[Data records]
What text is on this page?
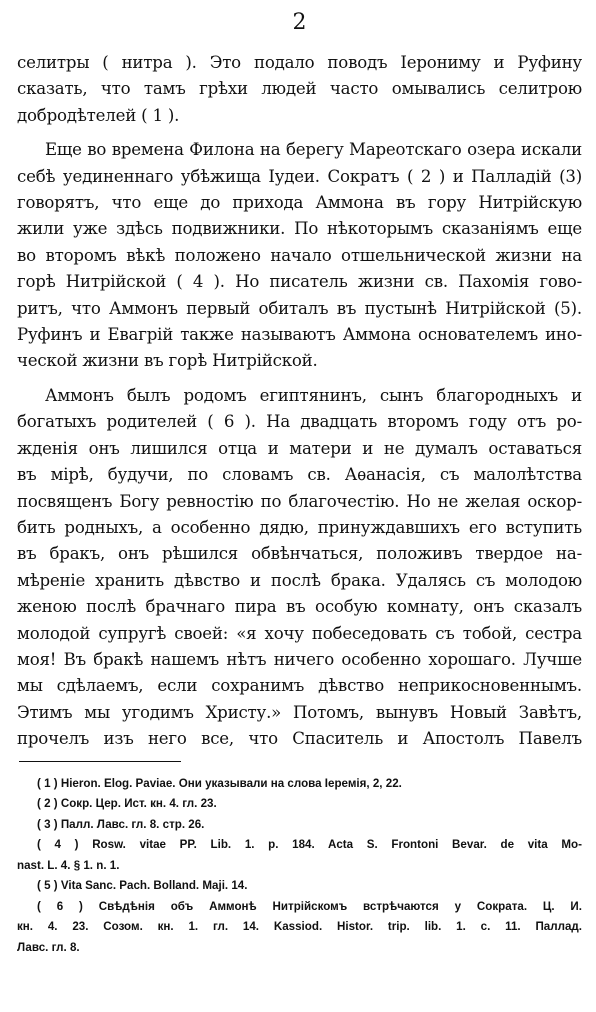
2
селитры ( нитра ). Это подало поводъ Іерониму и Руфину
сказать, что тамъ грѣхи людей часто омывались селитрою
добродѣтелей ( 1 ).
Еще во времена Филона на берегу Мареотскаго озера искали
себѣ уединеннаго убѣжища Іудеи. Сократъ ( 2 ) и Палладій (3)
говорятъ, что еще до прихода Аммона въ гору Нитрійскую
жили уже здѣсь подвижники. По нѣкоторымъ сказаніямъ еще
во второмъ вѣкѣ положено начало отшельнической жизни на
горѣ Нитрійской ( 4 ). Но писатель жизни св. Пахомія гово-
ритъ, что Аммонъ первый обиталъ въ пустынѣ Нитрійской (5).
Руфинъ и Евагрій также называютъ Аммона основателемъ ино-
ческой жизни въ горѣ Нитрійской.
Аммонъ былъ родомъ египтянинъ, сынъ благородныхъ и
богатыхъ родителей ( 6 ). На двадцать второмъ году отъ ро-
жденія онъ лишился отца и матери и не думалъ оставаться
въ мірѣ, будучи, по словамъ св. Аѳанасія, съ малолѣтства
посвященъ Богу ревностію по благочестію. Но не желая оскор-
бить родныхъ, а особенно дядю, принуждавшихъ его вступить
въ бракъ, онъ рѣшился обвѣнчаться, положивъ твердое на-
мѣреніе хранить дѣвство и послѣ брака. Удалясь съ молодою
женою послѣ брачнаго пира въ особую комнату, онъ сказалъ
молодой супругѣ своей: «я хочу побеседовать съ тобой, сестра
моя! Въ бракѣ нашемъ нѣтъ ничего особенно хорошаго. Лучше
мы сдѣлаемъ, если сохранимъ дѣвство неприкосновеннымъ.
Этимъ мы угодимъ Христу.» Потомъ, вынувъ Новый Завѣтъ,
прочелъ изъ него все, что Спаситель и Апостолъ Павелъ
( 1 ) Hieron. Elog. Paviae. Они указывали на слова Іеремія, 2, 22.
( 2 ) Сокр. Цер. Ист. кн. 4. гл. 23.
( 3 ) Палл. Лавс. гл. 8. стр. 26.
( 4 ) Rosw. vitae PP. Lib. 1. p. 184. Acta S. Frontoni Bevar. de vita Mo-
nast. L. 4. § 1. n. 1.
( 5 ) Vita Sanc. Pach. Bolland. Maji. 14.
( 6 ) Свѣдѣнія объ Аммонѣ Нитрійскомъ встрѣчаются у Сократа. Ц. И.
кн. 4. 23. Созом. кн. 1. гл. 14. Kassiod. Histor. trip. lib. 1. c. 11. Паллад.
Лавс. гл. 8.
---
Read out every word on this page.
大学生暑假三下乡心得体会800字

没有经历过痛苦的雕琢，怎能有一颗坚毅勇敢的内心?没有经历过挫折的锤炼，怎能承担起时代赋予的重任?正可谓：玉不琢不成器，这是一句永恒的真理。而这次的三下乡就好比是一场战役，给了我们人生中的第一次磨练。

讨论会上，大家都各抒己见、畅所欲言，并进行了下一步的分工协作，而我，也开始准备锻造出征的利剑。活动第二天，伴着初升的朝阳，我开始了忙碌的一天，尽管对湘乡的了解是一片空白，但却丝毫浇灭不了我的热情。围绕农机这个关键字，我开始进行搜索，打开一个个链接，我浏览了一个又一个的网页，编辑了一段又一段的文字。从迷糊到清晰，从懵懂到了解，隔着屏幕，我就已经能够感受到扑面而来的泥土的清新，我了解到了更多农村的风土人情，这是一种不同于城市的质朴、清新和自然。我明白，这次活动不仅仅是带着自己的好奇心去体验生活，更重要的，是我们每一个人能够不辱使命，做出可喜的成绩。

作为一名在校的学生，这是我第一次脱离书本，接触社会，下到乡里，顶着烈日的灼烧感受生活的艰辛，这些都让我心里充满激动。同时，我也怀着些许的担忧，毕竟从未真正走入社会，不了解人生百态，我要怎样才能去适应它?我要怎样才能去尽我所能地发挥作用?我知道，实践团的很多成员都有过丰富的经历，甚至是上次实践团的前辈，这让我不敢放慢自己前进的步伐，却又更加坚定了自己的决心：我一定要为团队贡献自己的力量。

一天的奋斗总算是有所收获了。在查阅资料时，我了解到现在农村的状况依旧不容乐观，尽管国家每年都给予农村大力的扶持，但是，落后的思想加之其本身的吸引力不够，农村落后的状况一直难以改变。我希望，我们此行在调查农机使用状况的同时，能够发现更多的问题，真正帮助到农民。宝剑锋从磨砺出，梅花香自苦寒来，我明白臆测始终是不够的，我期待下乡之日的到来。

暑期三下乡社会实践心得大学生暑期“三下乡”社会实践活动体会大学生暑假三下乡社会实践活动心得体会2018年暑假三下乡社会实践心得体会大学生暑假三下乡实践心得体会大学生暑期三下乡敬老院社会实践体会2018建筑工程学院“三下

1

> [Goal] Copy out every line that includes the word "Нитрійской".

> [Written answer]
горѣ Нитрійской ( 4 ). Но писатель жизни св. Пахомія гово-
ритъ, что Аммонъ первый обиталъ въ пустынѣ Нитрійской (5).
ческой жизни въ горѣ Нитрійской.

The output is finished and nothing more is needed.